## TASK GOAL
Set down the data below without change, skipping the pictures it holds.

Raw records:
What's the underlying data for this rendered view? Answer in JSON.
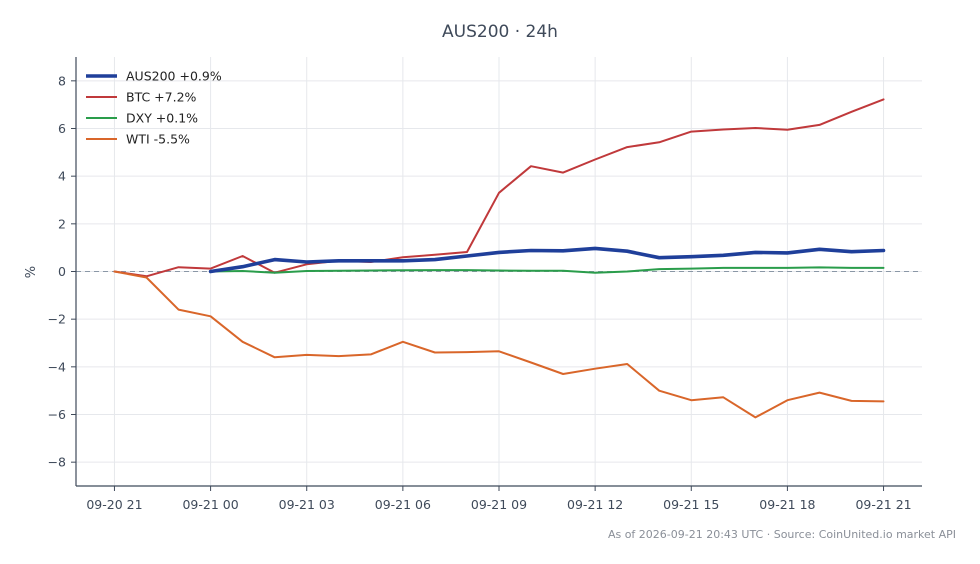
{
  "chart_data": {
    "type": "line",
    "title": "AUS200 · 24h",
    "ylabel": "%",
    "xlabel": "",
    "ylim": [
      -9,
      9
    ],
    "y_ticks": [
      -8,
      -6,
      -4,
      -2,
      0,
      2,
      4,
      6,
      8
    ],
    "y_tick_labels": [
      "−8",
      "−6",
      "−4",
      "−2",
      "0",
      "2",
      "4",
      "6",
      "8"
    ],
    "x_ticks": [
      "09-20 21",
      "09-21 00",
      "09-21 03",
      "09-21 06",
      "09-21 09",
      "09-21 12",
      "09-21 15",
      "09-21 18",
      "09-21 21"
    ],
    "x_range_hours": [
      -1.2,
      25.2
    ],
    "x_unit": "hours from 09-20 21:00",
    "grid": true,
    "zero_line": true,
    "legend_position": "top-left",
    "series": [
      {
        "name": "AUS200 +0.9%",
        "color": "#1f3f9a",
        "stroke_weight": "bold",
        "x": [
          3,
          4,
          5,
          6,
          7,
          8,
          9,
          10,
          11,
          12,
          13,
          14,
          15,
          16,
          17,
          18,
          19,
          20,
          21,
          22,
          23,
          24
        ],
        "values": [
          0.0,
          0.2,
          0.5,
          0.4,
          0.45,
          0.45,
          0.45,
          0.5,
          0.65,
          0.8,
          0.88,
          0.87,
          0.97,
          0.85,
          0.58,
          0.62,
          0.68,
          0.8,
          0.78,
          0.93,
          0.83,
          0.88
        ]
      },
      {
        "name": "BTC +7.2%",
        "color": "#c0393b",
        "stroke_weight": "normal",
        "x": [
          0,
          1,
          2,
          3,
          4,
          5,
          6,
          7,
          8,
          9,
          10,
          11,
          12,
          13,
          14,
          15,
          16,
          17,
          18,
          19,
          20,
          21,
          22,
          23,
          24
        ],
        "values": [
          0.0,
          -0.2,
          0.18,
          0.12,
          0.65,
          -0.05,
          0.3,
          0.45,
          0.4,
          0.6,
          0.7,
          0.82,
          3.3,
          4.42,
          4.15,
          4.7,
          5.22,
          5.42,
          5.87,
          5.96,
          6.02,
          5.95,
          6.15,
          6.7,
          7.22
        ]
      },
      {
        "name": "DXY +0.1%",
        "color": "#2a9d4b",
        "stroke_weight": "normal",
        "x": [
          3,
          4,
          5,
          6,
          7,
          8,
          9,
          10,
          11,
          12,
          13,
          14,
          15,
          16,
          17,
          18,
          19,
          20,
          21,
          22,
          23,
          24
        ],
        "values": [
          0.0,
          0.02,
          -0.05,
          0.02,
          0.03,
          0.04,
          0.05,
          0.06,
          0.06,
          0.04,
          0.03,
          0.03,
          -0.05,
          0.0,
          0.1,
          0.12,
          0.15,
          0.15,
          0.15,
          0.17,
          0.15,
          0.15
        ]
      },
      {
        "name": "WTI -5.5%",
        "color": "#d9662a",
        "stroke_weight": "normal",
        "x": [
          0,
          1,
          2,
          3,
          4,
          5,
          6,
          7,
          8,
          9,
          10,
          11,
          12,
          13,
          14,
          15,
          16,
          17,
          18,
          19,
          20,
          21,
          22,
          23,
          24
        ],
        "values": [
          0.0,
          -0.25,
          -1.6,
          -1.88,
          -2.95,
          -3.6,
          -3.5,
          -3.55,
          -3.48,
          -2.95,
          -3.4,
          -3.38,
          -3.35,
          -3.82,
          -4.3,
          -4.08,
          -3.88,
          -5.0,
          -5.4,
          -5.28,
          -6.12,
          -5.4,
          -5.08,
          -5.43,
          -5.45
        ]
      }
    ]
  },
  "footer": {
    "text": "As of 2026-09-21 20:43 UTC · Source: CoinUnited.io market API"
  }
}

## FINAL RESULT
What's the underlying data for this rendered view? Answer in JSON.
{
  "chart_data": {
    "type": "line",
    "title": "AUS200 · 24h",
    "ylabel": "%",
    "xlabel": "",
    "ylim": [
      -9,
      9
    ],
    "y_ticks": [
      -8,
      -6,
      -4,
      -2,
      0,
      2,
      4,
      6,
      8
    ],
    "y_tick_labels": [
      "−8",
      "−6",
      "−4",
      "−2",
      "0",
      "2",
      "4",
      "6",
      "8"
    ],
    "x_ticks": [
      "09-20 21",
      "09-21 00",
      "09-21 03",
      "09-21 06",
      "09-21 09",
      "09-21 12",
      "09-21 15",
      "09-21 18",
      "09-21 21"
    ],
    "x_range_hours": [
      -1.2,
      25.2
    ],
    "x_unit": "hours from 09-20 21:00",
    "grid": true,
    "zero_line": true,
    "legend_position": "top-left",
    "series": [
      {
        "name": "AUS200 +0.9%",
        "color": "#1f3f9a",
        "stroke_weight": "bold",
        "x": [
          3,
          4,
          5,
          6,
          7,
          8,
          9,
          10,
          11,
          12,
          13,
          14,
          15,
          16,
          17,
          18,
          19,
          20,
          21,
          22,
          23,
          24
        ],
        "values": [
          0.0,
          0.2,
          0.5,
          0.4,
          0.45,
          0.45,
          0.45,
          0.5,
          0.65,
          0.8,
          0.88,
          0.87,
          0.97,
          0.85,
          0.58,
          0.62,
          0.68,
          0.8,
          0.78,
          0.93,
          0.83,
          0.88
        ]
      },
      {
        "name": "BTC +7.2%",
        "color": "#c0393b",
        "stroke_weight": "normal",
        "x": [
          0,
          1,
          2,
          3,
          4,
          5,
          6,
          7,
          8,
          9,
          10,
          11,
          12,
          13,
          14,
          15,
          16,
          17,
          18,
          19,
          20,
          21,
          22,
          23,
          24
        ],
        "values": [
          0.0,
          -0.2,
          0.18,
          0.12,
          0.65,
          -0.05,
          0.3,
          0.45,
          0.4,
          0.6,
          0.7,
          0.82,
          3.3,
          4.42,
          4.15,
          4.7,
          5.22,
          5.42,
          5.87,
          5.96,
          6.02,
          5.95,
          6.15,
          6.7,
          7.22
        ]
      },
      {
        "name": "DXY +0.1%",
        "color": "#2a9d4b",
        "stroke_weight": "normal",
        "x": [
          3,
          4,
          5,
          6,
          7,
          8,
          9,
          10,
          11,
          12,
          13,
          14,
          15,
          16,
          17,
          18,
          19,
          20,
          21,
          22,
          23,
          24
        ],
        "values": [
          0.0,
          0.02,
          -0.05,
          0.02,
          0.03,
          0.04,
          0.05,
          0.06,
          0.06,
          0.04,
          0.03,
          0.03,
          -0.05,
          0.0,
          0.1,
          0.12,
          0.15,
          0.15,
          0.15,
          0.17,
          0.15,
          0.15
        ]
      },
      {
        "name": "WTI -5.5%",
        "color": "#d9662a",
        "stroke_weight": "normal",
        "x": [
          0,
          1,
          2,
          3,
          4,
          5,
          6,
          7,
          8,
          9,
          10,
          11,
          12,
          13,
          14,
          15,
          16,
          17,
          18,
          19,
          20,
          21,
          22,
          23,
          24
        ],
        "values": [
          0.0,
          -0.25,
          -1.6,
          -1.88,
          -2.95,
          -3.6,
          -3.5,
          -3.55,
          -3.48,
          -2.95,
          -3.4,
          -3.38,
          -3.35,
          -3.82,
          -4.3,
          -4.08,
          -3.88,
          -5.0,
          -5.4,
          -5.28,
          -6.12,
          -5.4,
          -5.08,
          -5.43,
          -5.45
        ]
      }
    ]
  },
  "footer": {
    "text": "As of 2026-09-21 20:43 UTC · Source: CoinUnited.io market API"
  }
}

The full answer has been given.